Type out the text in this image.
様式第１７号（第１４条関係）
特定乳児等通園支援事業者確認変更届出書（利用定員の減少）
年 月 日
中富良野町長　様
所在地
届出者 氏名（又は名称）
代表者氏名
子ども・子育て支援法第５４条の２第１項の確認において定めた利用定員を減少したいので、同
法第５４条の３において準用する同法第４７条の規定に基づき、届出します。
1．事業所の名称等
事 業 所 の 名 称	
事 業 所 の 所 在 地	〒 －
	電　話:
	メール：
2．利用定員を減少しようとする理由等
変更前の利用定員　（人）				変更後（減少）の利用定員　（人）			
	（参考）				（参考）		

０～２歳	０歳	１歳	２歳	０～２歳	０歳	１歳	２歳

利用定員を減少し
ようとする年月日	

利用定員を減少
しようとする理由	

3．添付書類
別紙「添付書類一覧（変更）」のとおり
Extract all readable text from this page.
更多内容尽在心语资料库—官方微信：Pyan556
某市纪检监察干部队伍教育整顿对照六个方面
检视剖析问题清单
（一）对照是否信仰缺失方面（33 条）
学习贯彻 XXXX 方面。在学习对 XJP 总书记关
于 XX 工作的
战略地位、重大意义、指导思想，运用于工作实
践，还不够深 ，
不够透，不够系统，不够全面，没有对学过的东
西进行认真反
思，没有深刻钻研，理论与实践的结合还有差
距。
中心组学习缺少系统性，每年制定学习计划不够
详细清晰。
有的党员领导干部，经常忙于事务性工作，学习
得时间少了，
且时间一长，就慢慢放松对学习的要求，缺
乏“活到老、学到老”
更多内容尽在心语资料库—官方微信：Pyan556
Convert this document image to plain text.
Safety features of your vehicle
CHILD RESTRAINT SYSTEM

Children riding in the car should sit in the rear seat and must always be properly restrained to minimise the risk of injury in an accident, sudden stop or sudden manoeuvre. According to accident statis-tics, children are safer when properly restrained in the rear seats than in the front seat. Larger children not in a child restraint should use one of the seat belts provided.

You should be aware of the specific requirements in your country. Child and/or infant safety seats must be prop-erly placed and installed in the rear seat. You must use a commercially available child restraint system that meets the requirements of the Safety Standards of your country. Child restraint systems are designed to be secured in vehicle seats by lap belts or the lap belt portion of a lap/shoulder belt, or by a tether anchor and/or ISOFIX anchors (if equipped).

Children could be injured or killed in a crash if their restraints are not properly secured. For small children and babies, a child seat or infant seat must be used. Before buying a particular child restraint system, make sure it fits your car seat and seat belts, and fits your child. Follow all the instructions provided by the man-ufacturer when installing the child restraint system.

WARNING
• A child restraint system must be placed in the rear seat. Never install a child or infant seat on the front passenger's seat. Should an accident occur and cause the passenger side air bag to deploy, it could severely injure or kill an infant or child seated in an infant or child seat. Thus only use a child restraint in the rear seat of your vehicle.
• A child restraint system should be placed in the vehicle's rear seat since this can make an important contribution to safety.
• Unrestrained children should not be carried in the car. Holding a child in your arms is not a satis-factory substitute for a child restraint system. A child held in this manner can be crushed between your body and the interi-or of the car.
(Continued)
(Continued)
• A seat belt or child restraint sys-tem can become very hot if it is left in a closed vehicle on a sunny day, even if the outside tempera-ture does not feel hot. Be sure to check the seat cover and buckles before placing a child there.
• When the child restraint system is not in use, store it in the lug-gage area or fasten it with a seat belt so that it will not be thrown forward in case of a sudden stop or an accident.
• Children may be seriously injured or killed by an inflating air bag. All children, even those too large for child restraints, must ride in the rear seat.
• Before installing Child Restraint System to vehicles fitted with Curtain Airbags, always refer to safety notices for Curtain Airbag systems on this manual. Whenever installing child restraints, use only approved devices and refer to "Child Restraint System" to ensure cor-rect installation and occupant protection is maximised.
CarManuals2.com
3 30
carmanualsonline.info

═══

▶ **DIRECTION**
Give every line of the material again, exactly as it reads.

▶ **FINISHED EXERCISE**
Type out the text in this image.
様式第１７号（第１４条関係）
特定乳児等通園支援事業者確認変更届出書（利用定員の減少）
年 月 日
中富良野町長　様
所在地
届出者 氏名（又は名称）
代表者氏名
子ども・子育て支援法第５４条の２第１項の確認において定めた利用定員を減少したいので、同
法第５４条の３において準用する同法第４７条の規定に基づき、届出します。
1．事業所の名称等
事 業 所 の 名 称	
事 業 所 の 所 在 地	〒 －
	電　話:
	メール：
2．利用定員を減少しようとする理由等
変更前の利用定員　（人）				変更後（減少）の利用定員　（人）			
	（参考）				（参考）		

０～２歳	０歳	１歳	２歳	０～２歳	０歳	１歳	２歳

利用定員を減少し
ようとする年月日	

利用定員を減少
しようとする理由	

3．添付書類
別紙「添付書類一覧（変更）」のとおり
Extract all readable text from this page.
更多内容尽在心语资料库—官方微信：Pyan556
某市纪检监察干部队伍教育整顿对照六个方面
检视剖析问题清单
（一）对照是否信仰缺失方面（33 条）
学习贯彻 XXXX 方面。在学习对 XJP 总书记关
于 XX 工作的
战略地位、重大意义、指导思想，运用于工作实
践，还不够深 ，
不够透，不够系统，不够全面，没有对学过的东
西进行认真反
思，没有深刻钻研，理论与实践的结合还有差
距。
中心组学习缺少系统性，每年制定学习计划不够
详细清晰。
有的党员领导干部，经常忙于事务性工作，学习
得时间少了，
且时间一长，就慢慢放松对学习的要求，缺
乏“活到老、学到老”
更多内容尽在心语资料库—官方微信：Pyan556
Convert this document image to plain text.
Safety features of your vehicle
CHILD RESTRAINT SYSTEM

Children riding in the car should sit in the rear seat and must always be properly restrained to minimise the risk of injury in an accident, sudden stop or sudden manoeuvre. According to accident statis-tics, children are safer when properly restrained in the rear seats than in the front seat. Larger children not in a child restraint should use one of the seat belts provided.

You should be aware of the specific requirements in your country. Child and/or infant safety seats must be prop-erly placed and installed in the rear seat. You must use a commercially available child restraint system that meets the requirements of the Safety Standards of your country. Child restraint systems are designed to be secured in vehicle seats by lap belts or the lap belt portion of a lap/shoulder belt, or by a tether anchor and/or ISOFIX anchors (if equipped).

Children could be injured or killed in a crash if their restraints are not properly secured. For small children and babies, a child seat or infant seat must be used. Before buying a particular child restraint system, make sure it fits your car seat and seat belts, and fits your child. Follow all the instructions provided by the man-ufacturer when installing the child restraint system.

WARNING
• A child restraint system must be placed in the rear seat. Never install a child or infant seat on the front passenger's seat. Should an accident occur and cause the passenger side air bag to deploy, it could severely injure or kill an infant or child seated in an infant or child seat. Thus only use a child restraint in the rear seat of your vehicle.
• A child restraint system should be placed in the vehicle's rear seat since this can make an important contribution to safety.
• Unrestrained children should not be carried in the car. Holding a child in your arms is not a satis-factory substitute for a child restraint system. A child held in this manner can be crushed between your body and the interi-or of the car.
(Continued)
(Continued)
• A seat belt or child restraint sys-tem can become very hot if it is left in a closed vehicle on a sunny day, even if the outside tempera-ture does not feel hot. Be sure to check the seat cover and buckles before placing a child there.
• When the child restraint system is not in use, store it in the lug-gage area or fasten it with a seat belt so that it will not be thrown forward in case of a sudden stop or an accident.
• Children may be seriously injured or killed by an inflating air bag. All children, even those too large for child restraints, must ride in the rear seat.
• Before installing Child Restraint System to vehicles fitted with Curtain Airbags, always refer to safety notices for Curtain Airbag systems on this manual. Whenever installing child restraints, use only approved devices and refer to "Child Restraint System" to ensure cor-rect installation and occupant protection is maximised.
CarManuals2.com
3 30
carmanualsonline.info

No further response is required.